DIRECTIONS
Output the material below unchanged, apart from leaving out the pictures.

EXERCISE INPUT
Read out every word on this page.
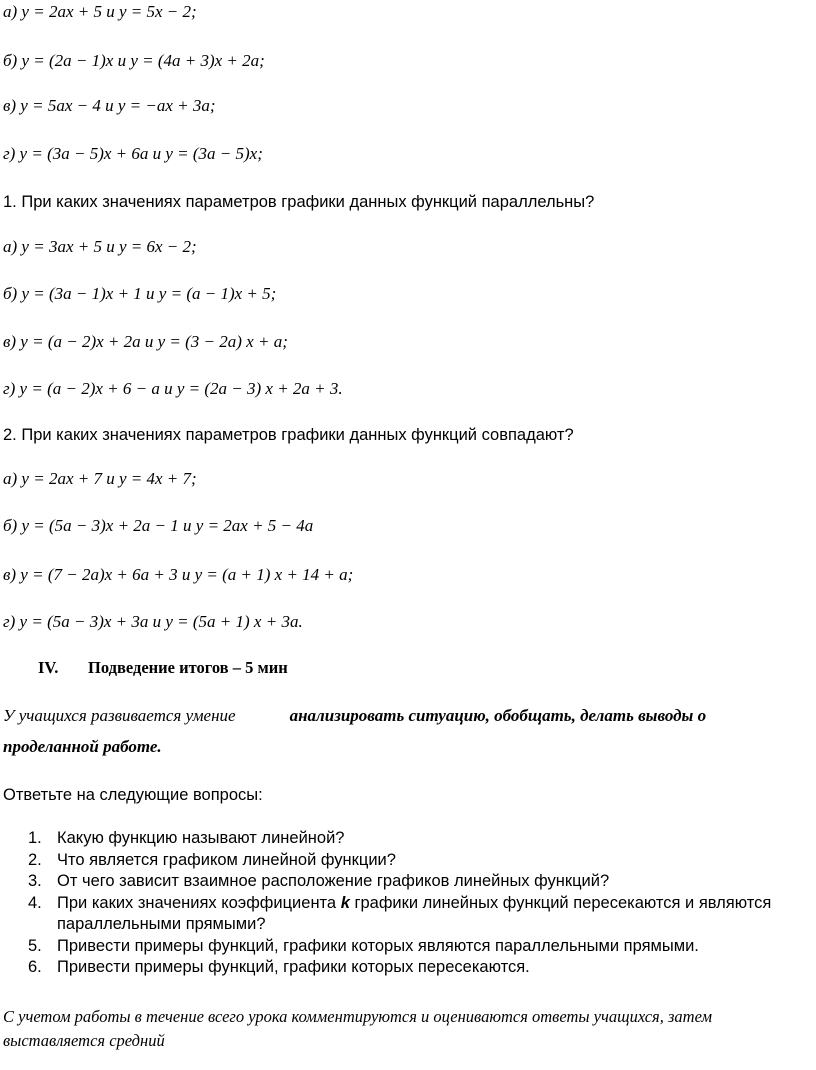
а) y = 2ax + 5 и y = 5x − 2;
б) y = (2a − 1)x и y = (4a + 3)x + 2a;
в) y = 5ax − 4 и y = −ax + 3a;
г) y = (3a − 5)x + 6a и y = (3a − 5)x;
1. При каких значениях параметров графики данных функций параллельны?
а) y = 3ax + 5 и y = 6x − 2;
б) y = (3a − 1)x + 1 и y = (a − 1)x + 5;
в) y = (a − 2)x + 2a и y = (3 − 2a) x + a;
г) y = (a − 2)x + 6 − a и y = (2a − 3) x + 2a + 3.
2. При каких значениях параметров графики данных функций совпадают?
а) y = 2ax + 7 и y = 4x + 7;
б) y = (5a − 3)x + 2a − 1 и y = 2ax + 5 − 4a
в) y = (7 − 2a)x + 6a + 3 и y = (a + 1) x + 14 + a;
г) y = (5a − 3)x + 3a и y = (5a + 1) x + 3a.
IV. Подведение итогов – 5 мин
У учащихся развивается умение	анализировать ситуацию, обобщать, делать выводы о
проделанной работе.
Ответьте на следующие вопросы:
1. Какую функцию называют линейной?
2. Что является графиком линейной функции?
3. От чего зависит взаимное расположение графиков линейных функций?
4. При каких значениях коэффициента k графики линейных функций пересекаются и являются
параллельными прямыми?
5. Привести примеры функций, графики которых являются параллельными прямыми.
6. Привести примеры функций, графики которых пересекаются.
С учетом работы в течение всего урока комментируются и оцениваются ответы учащихся, затем выставляется средний
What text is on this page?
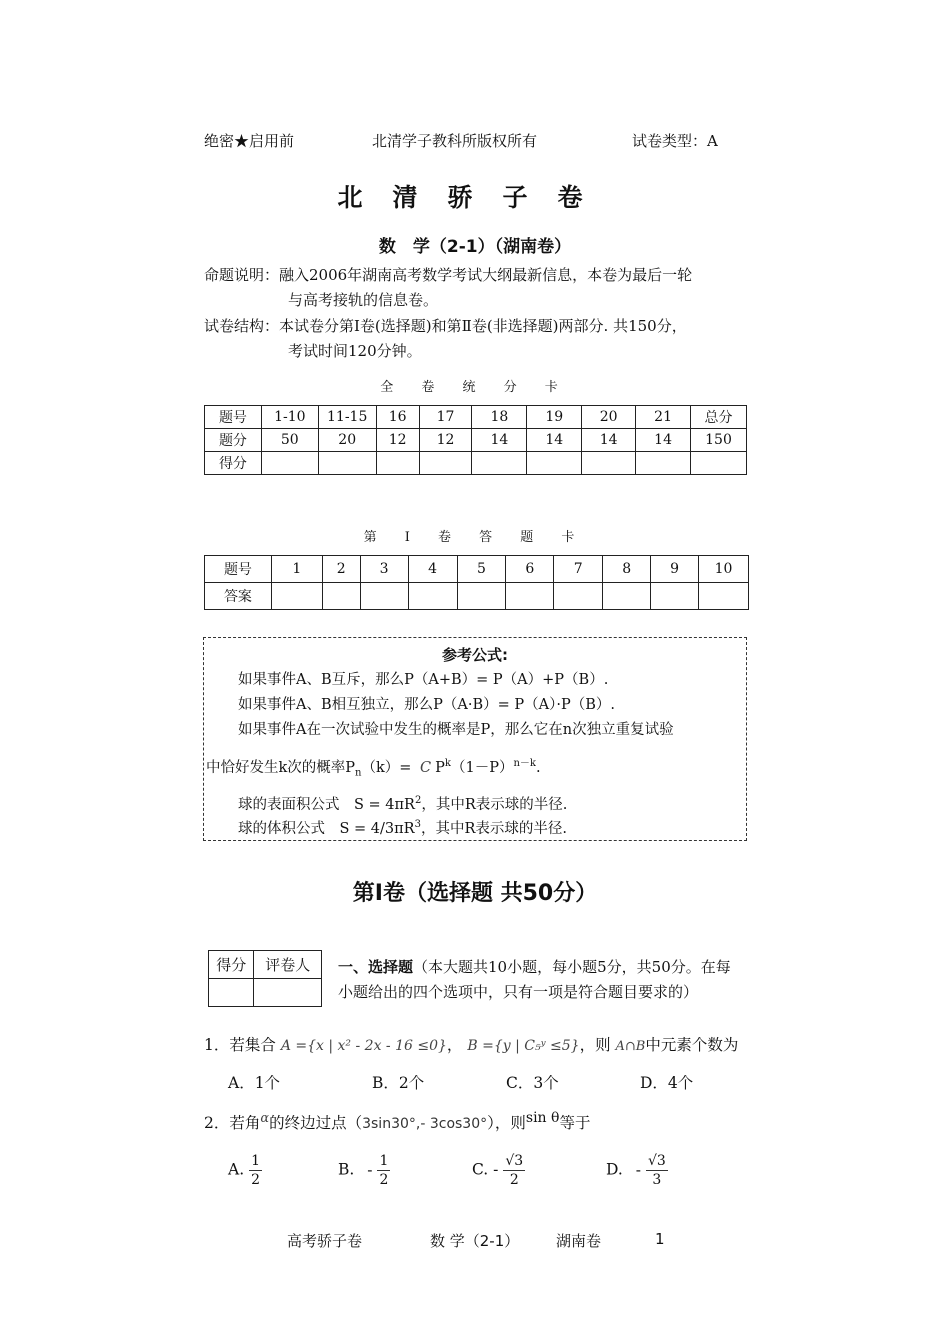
绝密★启用前	北清学子教科所版权所有	试卷类型：A
北清骄子卷
数　学（2-1）（湖南卷）
命题说明：融入2006年湖南高考数学考试大纲最新信息，本卷为最后一轮
与高考接轨的信息卷。
试卷结构：本试卷分第Ⅰ卷(选择题)和第Ⅱ卷(非选择题)两部分. 共150分，
考试时间120分钟。
全 卷 统 分 卡
题号	1-10	11-15	16	17	18	19	20	21	总分
题分	50	20	12	12	14	14	14	14	150
得分									
第 I 卷 答 题 卡
题号	1	2	3	4	5	6	7	8	9	10
答案										
参考公式:
如果事件A、B互斥，那么P（A+B）= P（A）+P（B）.
如果事件A、B相互独立，那么P（A·B）= P（A）·P（B）.
如果事件A在一次试验中发生的概率是P，那么它在n次独立重复试验
中恰好发生k次的概率$P_n(k)= C$ $P^k(1-P)^{n-k}$.
球的表面积公式　$S = 4\pi R^2$，其中R表示球的半径.
球的体积公式　$S = 4/3\pi R^3$，其中R表示球的半径.
第Ⅰ卷（选择题 共50分）
得分	评卷人
	一、选择题（本大题共10小题，每小题5分，共50分。在每
小题给出的四个选项中，只有一项是符合题目要求的）
1．若集合 A ={x | x² - 2x - 16 ≤0}， B ={y | C₅ʸ ≤5}，则 A∩B中元素个数为
A．1个	B．2个	C．3个	D．4个
2．若角$^\alpha$的终边过点（3sin30°,- 3cos30°），则$^{sin \theta}$等于
A. $\frac{1}{2}$	B. - $\frac{1}{2}$	C. - $\frac{√3}{2}$	D. - $\frac{√3}{3}$
高考骄子卷	数 学（2-1） 湖南卷	1
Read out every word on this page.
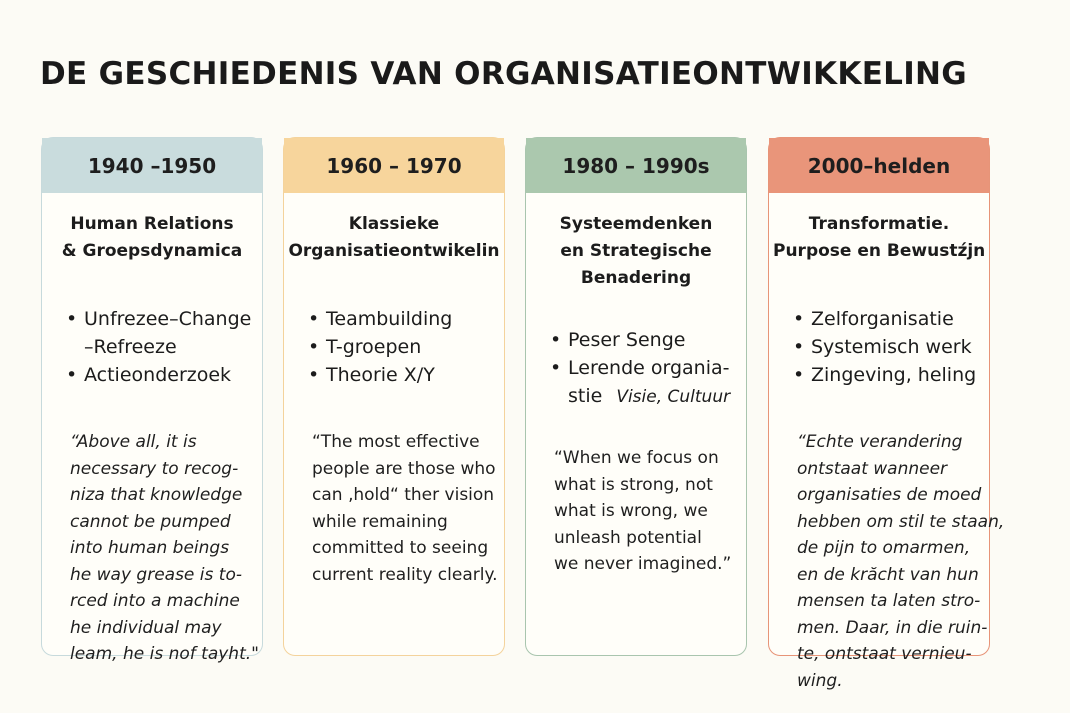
DE GESCHIEDENIS VAN ORGANISATIEONTWIKKELING
1940 –1950
Human Relations
& Groepsdynamica
• Unfrezee–Change
–Refreeze
• Actieonderzoek

“Above all, it is
necessary to recog-
niza that knowledge
cannot be pumped
into human beings
he way grease is to-
rced into a machine
he individual may
leam, he is nof tayht."

1960 – 1970
Klassieke
Organisatieontwikelin
• Teambuilding
• T-groepen
• Theorie X/Y

“The most effective
people are those who
can ‚hold“ ther vision
while remaining
committed to seeing
current reality clearly.

1980 – 1990s
Systeemdenken
en Strategische
Benadering
• Peser Senge
• Lerende organia-
stie Visie, Cultuur

“When we focus on
what is strong, not
what is wrong, we
unleash potential
we never imagined.”

2000–helden
Transformatie.
Purpose en Bewustźjn
• Zelforganisatie
• Systemisch werk
• Zingeving, heling

“Echte verandering
ontstaat wanneer
organisaties de moed
hebben om stil te staan,
de pijn to omarmen,
en de krăcht van hun
mensen ta laten stro-
men. Daar, in die ruin-
te, ontstaat vernieu-
wing.
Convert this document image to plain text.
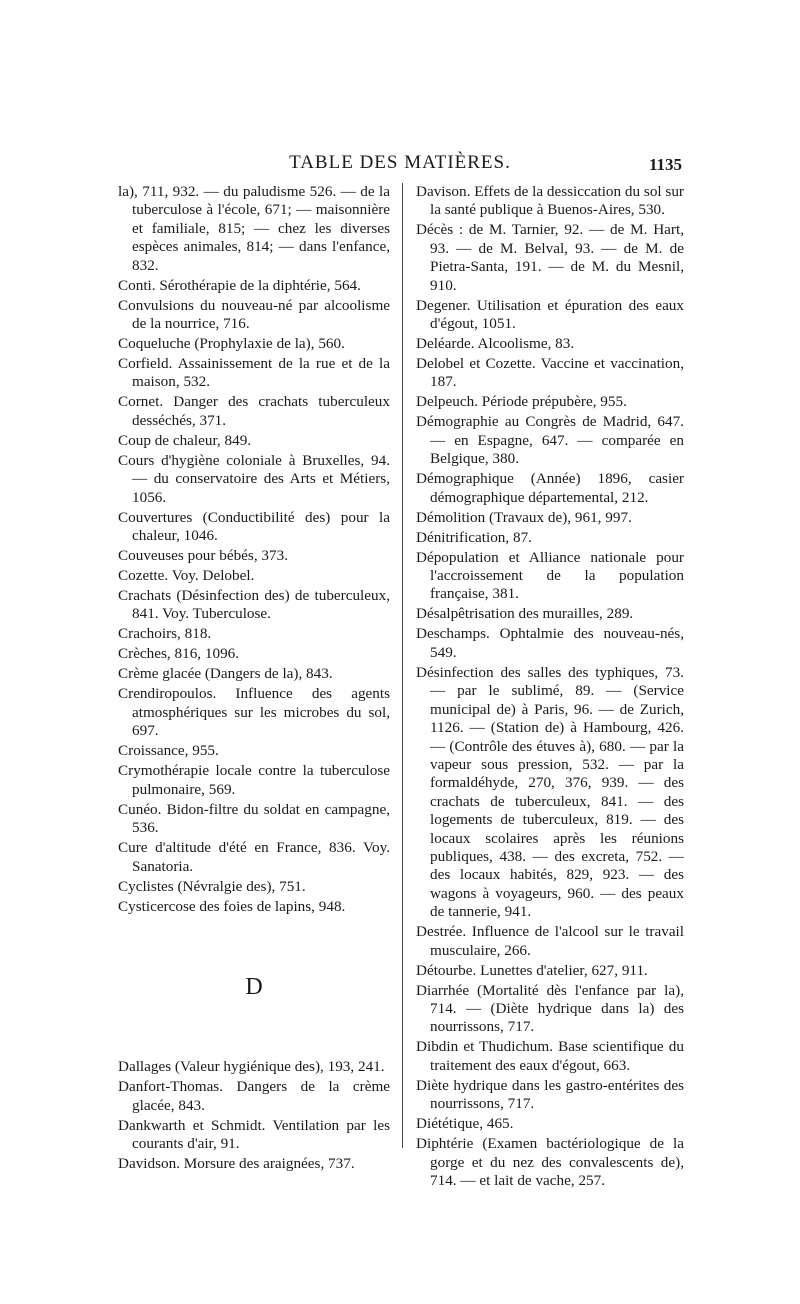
TABLE DES MATIÈRES.	1135

la), 711, 932. — du paludisme 526. — de la tuberculose à l'école, 671; — maisonnière et familiale, 815; — chez les diverses espèces animales, 814; — dans l'enfance, 832.

Conti. Sérothérapie de la diphtérie, 564.

Convulsions du nouveau-né par alcoolisme de la nourrice, 716.

Coqueluche (Prophylaxie de la), 560.

Corfield. Assainissement de la rue et de la maison, 532.

Cornet. Danger des crachats tuberculeux desséchés, 371.

Coup de chaleur, 849.

Cours d'hygiène coloniale à Bruxelles, 94. — du conservatoire des Arts et Métiers, 1056.

Couvertures (Conductibilité des) pour la chaleur, 1046.

Couveuses pour bébés, 373.

Cozette. Voy. Delobel.

Crachats (Désinfection des) de tuberculeux, 841. Voy. Tuberculose.

Crachoirs, 818.

Crèches, 816, 1096.

Crème glacée (Dangers de la), 843.

Crendiropoulos. Influence des agents atmosphériques sur les microbes du sol, 697.

Croissance, 955.

Crymothérapie locale contre la tuberculose pulmonaire, 569.

Cunéo. Bidon-filtre du soldat en campagne, 536.

Cure d'altitude d'été en France, 836. Voy. Sanatoria.

Cyclistes (Névralgie des), 751.

Cysticercose des foies de lapins, 948.

D

Dallages (Valeur hygiénique des), 193, 241.

Danfort-Thomas. Dangers de la crème glacée, 843.

Dankwarth et Schmidt. Ventilation par les courants d'air, 91.

Davidson. Morsure des araignées, 737.

Davison. Effets de la dessiccation du sol sur la santé publique à Buenos-Aires, 530.

Décès : de M. Tarnier, 92. — de M. Hart, 93. — de M. Belval, 93. — de M. de Pietra-Santa, 191. — de M. du Mesnil, 910.

Degener. Utilisation et épuration des eaux d'égout, 1051.

Deléarde. Alcoolisme, 83.

Delobel et Cozette. Vaccine et vaccination, 187.

Delpeuch. Période prépubère, 955.

Démographie au Congrès de Madrid, 647. — en Espagne, 647. — comparée en Belgique, 380.

Démographique (Année) 1896, casier démographique départemental, 212.

Démolition (Travaux de), 961, 997.

Dénitrification, 87.

Dépopulation et Alliance nationale pour l'accroissement de la population française, 381.

Désalpêtrisation des murailles, 289.

Deschamps. Ophtalmie des nouveau-nés, 549.

Désinfection des salles des typhiques, 73. — par le sublimé, 89. — (Service municipal de) à Paris, 96. — de Zurich, 1126. — (Station de) à Hambourg, 426. — (Contrôle des étuves à), 680. — par la vapeur sous pression, 532. — par la formaldéhyde, 270, 376, 939. — des crachats de tuberculeux, 841. — des logements de tuberculeux, 819. — des locaux scolaires après les réunions publiques, 438. — des excreta, 752. — des locaux habités, 829, 923. — des wagons à voyageurs, 960. — des peaux de tannerie, 941.

Destrée. Influence de l'alcool sur le travail musculaire, 266.

Détourbe. Lunettes d'atelier, 627, 911.

Diarrhée (Mortalité dès l'enfance par la), 714. — (Diète hydrique dans la) des nourrissons, 717.

Dibdin et Thudichum. Base scientifique du traitement des eaux d'égout, 663.

Diète hydrique dans les gastro-entérites des nourrissons, 717.

Diététique, 465.

Diphtérie (Examen bactériologique de la gorge et du nez des convalescents de), 714. — et lait de vache, 257.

SOLVED PROBLEM
Read out every word on this page.
а) y = 2ax + 5 и y = 5x − 2;
б) y = (2a − 1)x и y = (4a + 3)x + 2a;
в) y = 5ax − 4 и y = −ax + 3a;
г) y = (3a − 5)x + 6a и y = (3a − 5)x;
1. При каких значениях параметров графики данных функций параллельны?
а) y = 3ax + 5 и y = 6x − 2;
б) y = (3a − 1)x + 1 и y = (a − 1)x + 5;
в) y = (a − 2)x + 2a и y = (3 − 2a) x + a;
г) y = (a − 2)x + 6 − a и y = (2a − 3) x + 2a + 3.
2. При каких значениях параметров графики данных функций совпадают?
а) y = 2ax + 7 и y = 4x + 7;
б) y = (5a − 3)x + 2a − 1 и y = 2ax + 5 − 4a
в) y = (7 − 2a)x + 6a + 3 и y = (a + 1) x + 14 + a;
г) y = (5a − 3)x + 3a и y = (5a + 1) x + 3a.
IV. Подведение итогов – 5 мин
У учащихся развивается умение	анализировать ситуацию, обобщать, делать выводы о
проделанной работе.
Ответьте на следующие вопросы:
1. Какую функцию называют линейной?
2. Что является графиком линейной функции?
3. От чего зависит взаимное расположение графиков линейных функций?
4. При каких значениях коэффициента k графики линейных функций пересекаются и являются
параллельными прямыми?
5. Привести примеры функций, графики которых являются параллельными прямыми.
6. Привести примеры функций, графики которых пересекаются.
С учетом работы в течение всего урока комментируются и оцениваются ответы учащихся, затем выставляется средний
What text is on this page?
绝密★启用前	北清学子教科所版权所有	试卷类型：A
北清骄子卷
数　学（2-1）（湖南卷）
命题说明：融入2006年湖南高考数学考试大纲最新信息，本卷为最后一轮
与高考接轨的信息卷。
试卷结构：本试卷分第Ⅰ卷(选择题)和第Ⅱ卷(非选择题)两部分. 共150分，
考试时间120分钟。
全 卷 统 分 卡
题号	1-10	11-15	16	17	18	19	20	21	总分
题分	50	20	12	12	14	14	14	14	150
得分									
第 I 卷 答 题 卡
题号	1	2	3	4	5	6	7	8	9	10
答案										
参考公式:
如果事件A、B互斥，那么P（A+B）= P（A）+P（B）.
如果事件A、B相互独立，那么P（A·B）= P（A）·P（B）.
如果事件A在一次试验中发生的概率是P，那么它在n次独立重复试验
中恰好发生k次的概率$P_n(k)= C$ $P^k(1-P)^{n-k}$.
球的表面积公式　$S = 4\pi R^2$，其中R表示球的半径.
球的体积公式　$S = 4/3\pi R^3$，其中R表示球的半径.
第Ⅰ卷（选择题 共50分）
得分	评卷人
	一、选择题（本大题共10小题，每小题5分，共50分。在每
小题给出的四个选项中，只有一项是符合题目要求的）
1．若集合 A ={x | x² - 2x - 16 ≤0}， B ={y | C₅ʸ ≤5}，则 A∩B中元素个数为
A．1个	B．2个	C．3个	D．4个
2．若角$^\alpha$的终边过点（3sin30°,- 3cos30°），则$^{sin \theta}$等于
A. $\frac{1}{2}$	B. - $\frac{1}{2}$	C. - $\frac{√3}{2}$	D. - $\frac{√3}{3}$
高考骄子卷	数 学（2-1） 湖南卷	1
Read out every word on this page.
DE GESCHIEDENIS VAN ORGANISATIEONTWIKKELING
1940 –1950
Human Relations
& Groepsdynamica
• Unfrezee–Change
–Refreeze
• Actieonderzoek

“Above all, it is
necessary to recog-
niza that knowledge
cannot be pumped
into human beings
he way grease is to-
rced into a machine
he individual may
leam, he is nof tayht."

1960 – 1970
Klassieke
Organisatieontwikelin
• Teambuilding
• T-groepen
• Theorie X/Y

“The most effective
people are those who
can ‚hold“ ther vision
while remaining
committed to seeing
current reality clearly.

1980 – 1990s
Systeemdenken
en Strategische
Benadering
• Peser Senge
• Lerende organia-
stie Visie, Cultuur

“When we focus on
what is strong, not
what is wrong, we
unleash potential
we never imagined.”

2000–helden
Transformatie.
Purpose en Bewustźjn
• Zelforganisatie
• Systemisch werk
• Zingeving, heling

“Echte verandering
ontstaat wanneer
organisaties de moed
hebben om stil te staan,
de pijn to omarmen,
en de krăcht van hun
mensen ta laten stro-
men. Daar, in die ruin-
te, ontstaat vernieu-
wing.
Convert this document image to plain text.
TABLE DES MATIÈRES.	1135

la), 711, 932. — du paludisme 526. — de la tuberculose à l'école, 671; — maisonnière et familiale, 815; — chez les diverses espèces animales, 814; — dans l'enfance, 832.

Conti. Sérothérapie de la diphtérie, 564.

Convulsions du nouveau-né par alcoolisme de la nourrice, 716.

Coqueluche (Prophylaxie de la), 560.

Corfield. Assainissement de la rue et de la maison, 532.

Cornet. Danger des crachats tuberculeux desséchés, 371.

Coup de chaleur, 849.

Cours d'hygiène coloniale à Bruxelles, 94. — du conservatoire des Arts et Métiers, 1056.

Couvertures (Conductibilité des) pour la chaleur, 1046.

Couveuses pour bébés, 373.

Cozette. Voy. Delobel.

Crachats (Désinfection des) de tuberculeux, 841. Voy. Tuberculose.

Crachoirs, 818.

Crèches, 816, 1096.

Crème glacée (Dangers de la), 843.

Crendiropoulos. Influence des agents atmosphériques sur les microbes du sol, 697.

Croissance, 955.

Crymothérapie locale contre la tuberculose pulmonaire, 569.

Cunéo. Bidon-filtre du soldat en campagne, 536.

Cure d'altitude d'été en France, 836. Voy. Sanatoria.

Cyclistes (Névralgie des), 751.

Cysticercose des foies de lapins, 948.

D

Dallages (Valeur hygiénique des), 193, 241.

Danfort-Thomas. Dangers de la crème glacée, 843.

Dankwarth et Schmidt. Ventilation par les courants d'air, 91.

Davidson. Morsure des araignées, 737.

Davison. Effets de la dessiccation du sol sur la santé publique à Buenos-Aires, 530.

Décès : de M. Tarnier, 92. — de M. Hart, 93. — de M. Belval, 93. — de M. de Pietra-Santa, 191. — de M. du Mesnil, 910.

Degener. Utilisation et épuration des eaux d'égout, 1051.

Deléarde. Alcoolisme, 83.

Delobel et Cozette. Vaccine et vaccination, 187.

Delpeuch. Période prépubère, 955.

Démographie au Congrès de Madrid, 647. — en Espagne, 647. — comparée en Belgique, 380.

Démographique (Année) 1896, casier démographique départemental, 212.

Démolition (Travaux de), 961, 997.

Dénitrification, 87.

Dépopulation et Alliance nationale pour l'accroissement de la population française, 381.

Désalpêtrisation des murailles, 289.

Deschamps. Ophtalmie des nouveau-nés, 549.

Désinfection des salles des typhiques, 73. — par le sublimé, 89. — (Service municipal de) à Paris, 96. — de Zurich, 1126. — (Station de) à Hambourg, 426. — (Contrôle des étuves à), 680. — par la vapeur sous pression, 532. — par la formaldéhyde, 270, 376, 939. — des crachats de tuberculeux, 841. — des logements de tuberculeux, 819. — des locaux scolaires après les réunions publiques, 438. — des excreta, 752. — des locaux habités, 829, 923. — des wagons à voyageurs, 960. — des peaux de tannerie, 941.

Destrée. Influence de l'alcool sur le travail musculaire, 266.

Détourbe. Lunettes d'atelier, 627, 911.

Diarrhée (Mortalité dès l'enfance par la), 714. — (Diète hydrique dans la) des nourrissons, 717.

Dibdin et Thudichum. Base scientifique du traitement des eaux d'égout, 663.

Diète hydrique dans les gastro-entérites des nourrissons, 717.

Diététique, 465.

Diphtérie (Examen bactériologique de la gorge et du nez des convalescents de), 714. — et lait de vache, 257.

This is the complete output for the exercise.